Task goal: Find the lines containing the word "cloud" and copy every one of them.

-- Start Working data --

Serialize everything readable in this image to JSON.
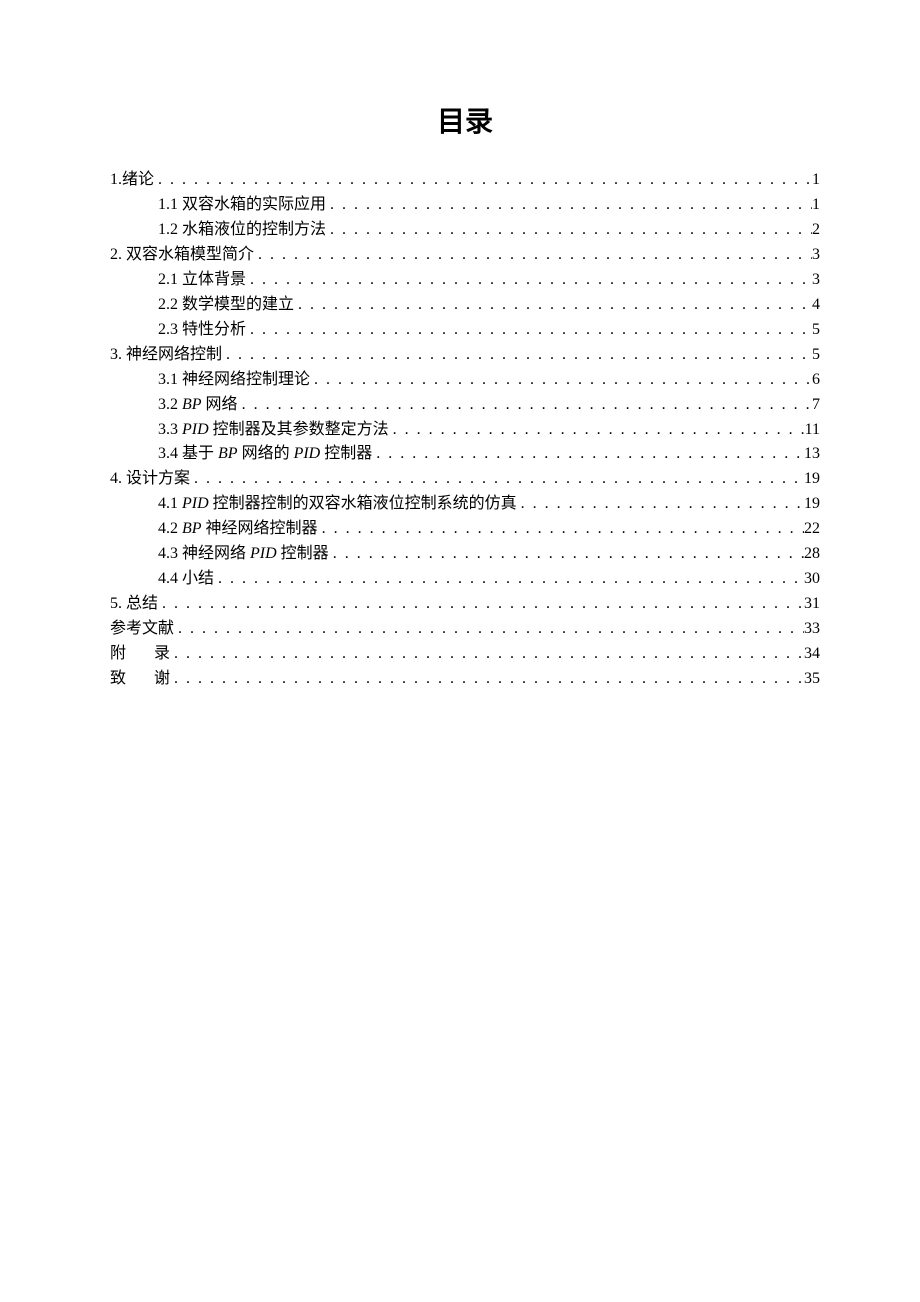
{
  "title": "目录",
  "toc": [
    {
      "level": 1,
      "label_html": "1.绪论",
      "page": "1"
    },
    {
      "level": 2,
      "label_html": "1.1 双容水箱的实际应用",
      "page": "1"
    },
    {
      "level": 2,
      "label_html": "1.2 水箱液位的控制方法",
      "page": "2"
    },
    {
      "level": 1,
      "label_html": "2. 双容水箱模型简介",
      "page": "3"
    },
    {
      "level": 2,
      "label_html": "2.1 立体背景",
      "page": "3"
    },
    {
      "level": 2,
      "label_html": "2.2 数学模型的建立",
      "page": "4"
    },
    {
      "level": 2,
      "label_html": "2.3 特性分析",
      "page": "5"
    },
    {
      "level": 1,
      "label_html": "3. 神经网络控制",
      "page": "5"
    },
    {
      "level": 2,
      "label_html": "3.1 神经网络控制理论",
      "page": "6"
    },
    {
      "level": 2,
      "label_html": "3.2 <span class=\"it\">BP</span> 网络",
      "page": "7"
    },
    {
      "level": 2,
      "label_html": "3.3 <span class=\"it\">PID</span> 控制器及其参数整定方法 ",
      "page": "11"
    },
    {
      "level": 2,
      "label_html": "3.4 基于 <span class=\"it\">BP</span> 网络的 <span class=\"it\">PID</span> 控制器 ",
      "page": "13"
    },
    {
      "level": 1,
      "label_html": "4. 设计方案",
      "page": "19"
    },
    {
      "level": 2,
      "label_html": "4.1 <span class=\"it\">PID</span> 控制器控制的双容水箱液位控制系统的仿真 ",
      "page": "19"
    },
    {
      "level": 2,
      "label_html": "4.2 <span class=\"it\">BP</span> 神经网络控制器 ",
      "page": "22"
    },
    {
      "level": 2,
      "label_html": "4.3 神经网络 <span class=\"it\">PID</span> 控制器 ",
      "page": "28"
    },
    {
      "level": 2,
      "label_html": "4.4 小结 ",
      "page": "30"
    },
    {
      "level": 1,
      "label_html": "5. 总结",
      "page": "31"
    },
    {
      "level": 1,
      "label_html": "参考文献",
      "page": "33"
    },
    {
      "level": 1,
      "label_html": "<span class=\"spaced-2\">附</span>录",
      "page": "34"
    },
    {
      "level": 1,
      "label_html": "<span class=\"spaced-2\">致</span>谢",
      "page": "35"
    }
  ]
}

-- End Working data --
-- Start Working data --

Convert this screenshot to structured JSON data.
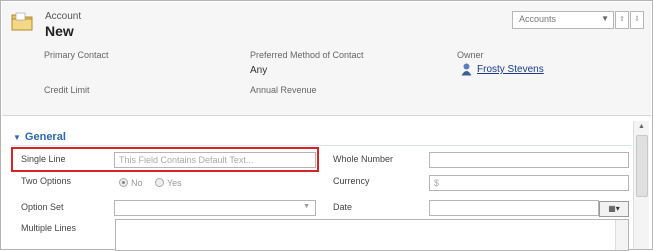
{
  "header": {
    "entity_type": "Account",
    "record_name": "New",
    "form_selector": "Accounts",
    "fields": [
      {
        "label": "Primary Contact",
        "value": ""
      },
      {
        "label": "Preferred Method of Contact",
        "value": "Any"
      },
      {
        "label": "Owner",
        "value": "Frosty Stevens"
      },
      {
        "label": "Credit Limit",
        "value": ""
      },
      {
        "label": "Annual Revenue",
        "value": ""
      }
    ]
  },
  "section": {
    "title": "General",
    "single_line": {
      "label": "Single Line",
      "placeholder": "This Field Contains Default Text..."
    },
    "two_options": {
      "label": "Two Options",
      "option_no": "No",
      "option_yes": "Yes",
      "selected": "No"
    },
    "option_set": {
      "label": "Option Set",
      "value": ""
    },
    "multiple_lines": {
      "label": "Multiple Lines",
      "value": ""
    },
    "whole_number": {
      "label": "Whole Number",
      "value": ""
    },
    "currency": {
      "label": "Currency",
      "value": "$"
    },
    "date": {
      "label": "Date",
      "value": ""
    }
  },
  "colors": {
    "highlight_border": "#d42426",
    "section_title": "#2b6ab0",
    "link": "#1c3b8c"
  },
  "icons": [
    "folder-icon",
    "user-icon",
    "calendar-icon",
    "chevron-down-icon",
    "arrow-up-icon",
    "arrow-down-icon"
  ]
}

-- End Working data --
-- Start Working data --

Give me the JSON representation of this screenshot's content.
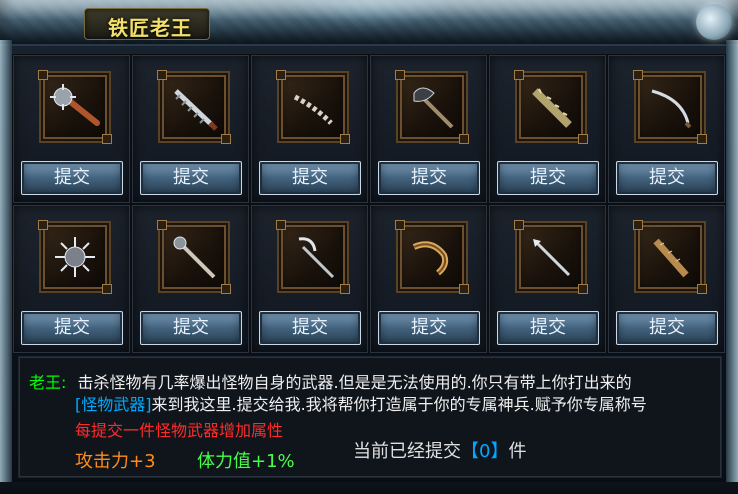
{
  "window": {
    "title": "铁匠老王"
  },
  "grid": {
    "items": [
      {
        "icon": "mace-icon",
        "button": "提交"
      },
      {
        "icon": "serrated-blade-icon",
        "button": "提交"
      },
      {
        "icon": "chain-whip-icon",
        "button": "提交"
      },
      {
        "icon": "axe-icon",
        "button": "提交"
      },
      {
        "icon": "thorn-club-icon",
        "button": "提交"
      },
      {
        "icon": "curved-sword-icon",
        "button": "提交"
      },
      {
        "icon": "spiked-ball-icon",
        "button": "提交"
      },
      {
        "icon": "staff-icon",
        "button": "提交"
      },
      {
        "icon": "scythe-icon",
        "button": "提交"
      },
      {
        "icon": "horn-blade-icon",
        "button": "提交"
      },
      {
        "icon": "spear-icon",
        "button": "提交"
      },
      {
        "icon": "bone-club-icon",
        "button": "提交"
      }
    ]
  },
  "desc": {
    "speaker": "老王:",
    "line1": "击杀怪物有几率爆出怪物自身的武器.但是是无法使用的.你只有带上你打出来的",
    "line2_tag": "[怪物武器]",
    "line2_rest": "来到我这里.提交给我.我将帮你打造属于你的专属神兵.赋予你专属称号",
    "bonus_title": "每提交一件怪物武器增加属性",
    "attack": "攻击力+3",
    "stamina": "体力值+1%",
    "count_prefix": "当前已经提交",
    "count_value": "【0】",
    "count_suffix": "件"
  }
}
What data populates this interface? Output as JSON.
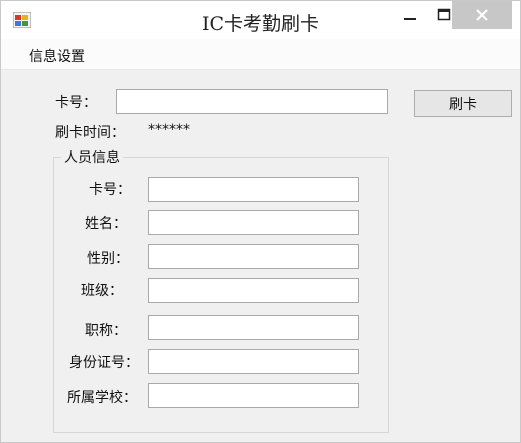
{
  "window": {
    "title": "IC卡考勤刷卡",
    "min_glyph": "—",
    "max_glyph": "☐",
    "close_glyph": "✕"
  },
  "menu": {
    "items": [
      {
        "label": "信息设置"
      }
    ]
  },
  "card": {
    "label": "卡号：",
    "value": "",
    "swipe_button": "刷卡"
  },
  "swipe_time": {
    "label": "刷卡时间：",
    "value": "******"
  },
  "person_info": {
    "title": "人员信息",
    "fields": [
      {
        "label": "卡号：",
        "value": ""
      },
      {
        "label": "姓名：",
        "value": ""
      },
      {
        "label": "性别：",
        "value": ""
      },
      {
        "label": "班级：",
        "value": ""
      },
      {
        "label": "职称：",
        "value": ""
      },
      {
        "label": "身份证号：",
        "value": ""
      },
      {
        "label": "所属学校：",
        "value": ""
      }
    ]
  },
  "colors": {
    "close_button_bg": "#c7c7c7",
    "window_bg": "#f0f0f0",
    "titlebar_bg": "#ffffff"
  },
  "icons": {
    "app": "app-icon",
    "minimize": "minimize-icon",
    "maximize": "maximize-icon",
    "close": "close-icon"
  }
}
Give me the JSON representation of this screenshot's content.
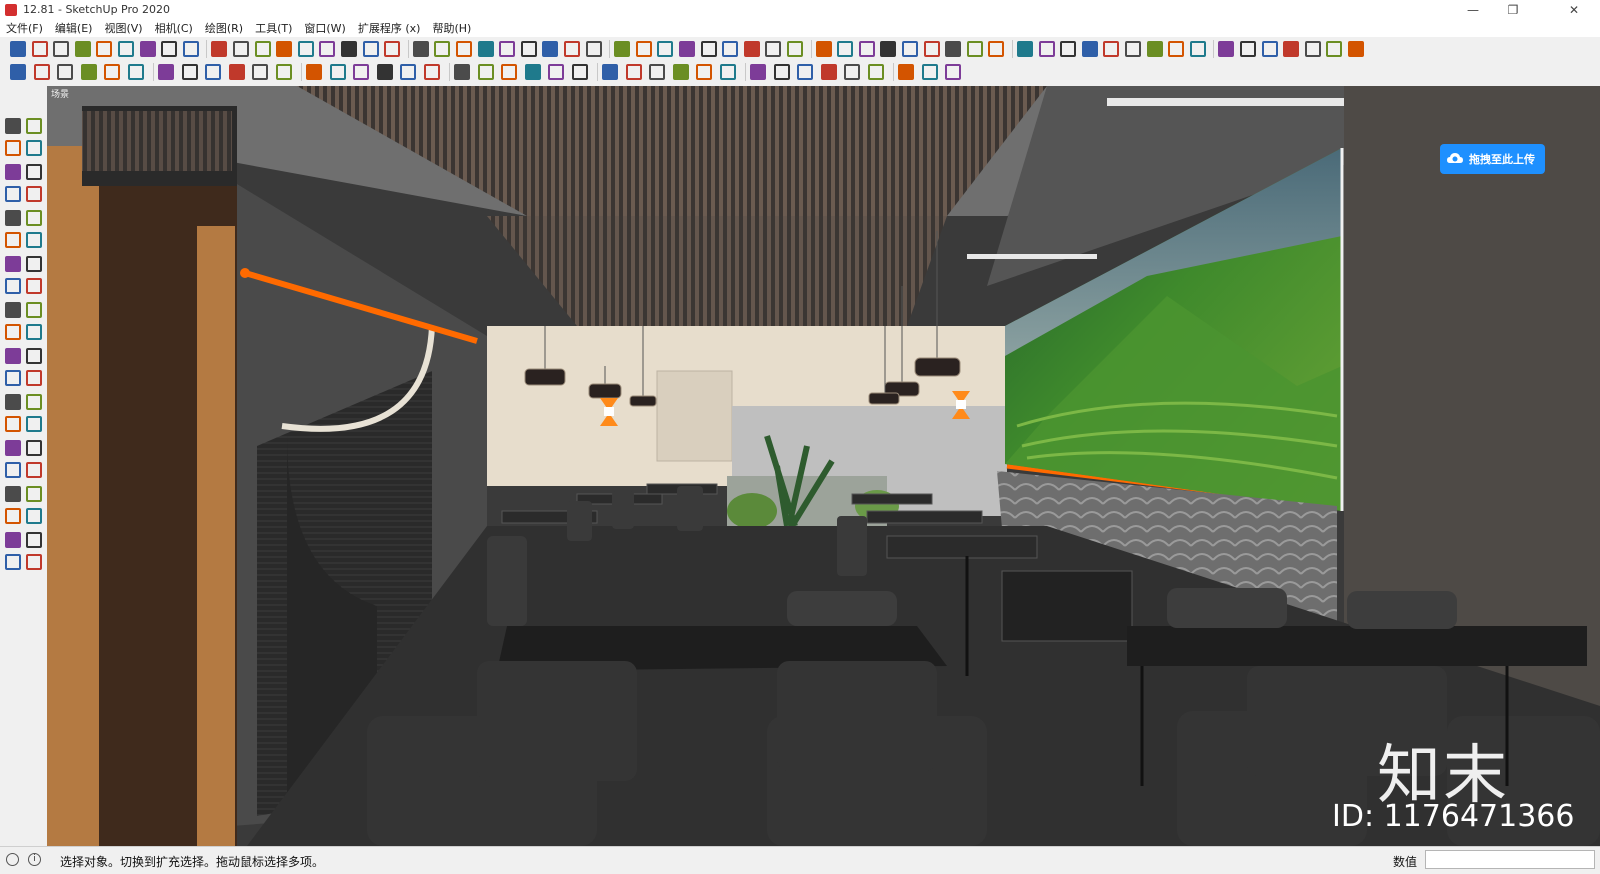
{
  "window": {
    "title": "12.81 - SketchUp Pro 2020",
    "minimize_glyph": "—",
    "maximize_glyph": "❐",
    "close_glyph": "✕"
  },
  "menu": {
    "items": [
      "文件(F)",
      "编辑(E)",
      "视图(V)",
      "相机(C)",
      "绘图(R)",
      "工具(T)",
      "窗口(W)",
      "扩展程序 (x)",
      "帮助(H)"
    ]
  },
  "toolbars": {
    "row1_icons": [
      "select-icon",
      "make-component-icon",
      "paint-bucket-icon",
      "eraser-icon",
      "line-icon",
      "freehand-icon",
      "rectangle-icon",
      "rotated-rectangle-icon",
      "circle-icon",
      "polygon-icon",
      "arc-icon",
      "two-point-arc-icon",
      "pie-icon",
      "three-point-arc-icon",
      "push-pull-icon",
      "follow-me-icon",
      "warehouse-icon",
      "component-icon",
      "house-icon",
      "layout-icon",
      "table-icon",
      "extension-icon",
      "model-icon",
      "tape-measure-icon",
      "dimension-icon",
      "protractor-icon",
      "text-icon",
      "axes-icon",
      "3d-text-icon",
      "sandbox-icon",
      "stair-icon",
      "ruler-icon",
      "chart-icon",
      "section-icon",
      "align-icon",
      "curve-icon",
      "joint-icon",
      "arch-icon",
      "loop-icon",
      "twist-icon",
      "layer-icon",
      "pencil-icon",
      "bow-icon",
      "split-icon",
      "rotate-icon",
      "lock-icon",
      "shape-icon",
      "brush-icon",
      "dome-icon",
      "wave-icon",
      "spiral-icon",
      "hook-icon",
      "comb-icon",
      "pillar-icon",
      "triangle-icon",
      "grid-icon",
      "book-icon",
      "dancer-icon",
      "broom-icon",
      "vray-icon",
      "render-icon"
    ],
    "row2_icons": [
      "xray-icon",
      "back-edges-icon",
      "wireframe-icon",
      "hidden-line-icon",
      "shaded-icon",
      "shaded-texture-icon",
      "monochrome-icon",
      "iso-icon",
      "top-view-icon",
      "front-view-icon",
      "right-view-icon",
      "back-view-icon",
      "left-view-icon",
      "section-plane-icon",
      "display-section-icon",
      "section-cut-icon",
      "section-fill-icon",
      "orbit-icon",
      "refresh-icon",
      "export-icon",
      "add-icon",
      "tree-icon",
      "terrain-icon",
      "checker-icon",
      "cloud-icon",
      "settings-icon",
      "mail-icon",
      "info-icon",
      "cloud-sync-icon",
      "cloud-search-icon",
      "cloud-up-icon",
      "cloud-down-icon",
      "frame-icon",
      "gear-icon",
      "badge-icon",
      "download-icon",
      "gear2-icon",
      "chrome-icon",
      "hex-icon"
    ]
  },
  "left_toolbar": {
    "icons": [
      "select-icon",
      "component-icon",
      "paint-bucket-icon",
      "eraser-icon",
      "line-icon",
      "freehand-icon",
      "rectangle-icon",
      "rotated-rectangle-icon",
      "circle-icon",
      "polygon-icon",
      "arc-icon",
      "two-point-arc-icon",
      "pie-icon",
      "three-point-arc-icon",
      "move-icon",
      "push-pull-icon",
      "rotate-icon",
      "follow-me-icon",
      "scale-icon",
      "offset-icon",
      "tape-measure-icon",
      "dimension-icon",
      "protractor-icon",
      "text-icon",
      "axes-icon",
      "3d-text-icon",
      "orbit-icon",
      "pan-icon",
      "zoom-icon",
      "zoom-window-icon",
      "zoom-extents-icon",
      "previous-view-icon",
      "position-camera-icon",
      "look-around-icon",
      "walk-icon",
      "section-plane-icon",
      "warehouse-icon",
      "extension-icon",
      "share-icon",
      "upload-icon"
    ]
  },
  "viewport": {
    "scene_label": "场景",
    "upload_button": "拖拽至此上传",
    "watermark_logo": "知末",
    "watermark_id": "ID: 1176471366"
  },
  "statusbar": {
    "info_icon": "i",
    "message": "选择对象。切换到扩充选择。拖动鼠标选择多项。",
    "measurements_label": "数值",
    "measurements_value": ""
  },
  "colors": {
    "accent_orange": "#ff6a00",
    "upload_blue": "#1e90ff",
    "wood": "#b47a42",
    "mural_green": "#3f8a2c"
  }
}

-- End Working data --

Answer to this exercise:
      "cloud-icon",
      "cloud-sync-icon",
      "cloud-search-icon",
      "cloud-up-icon",
      "cloud-down-icon",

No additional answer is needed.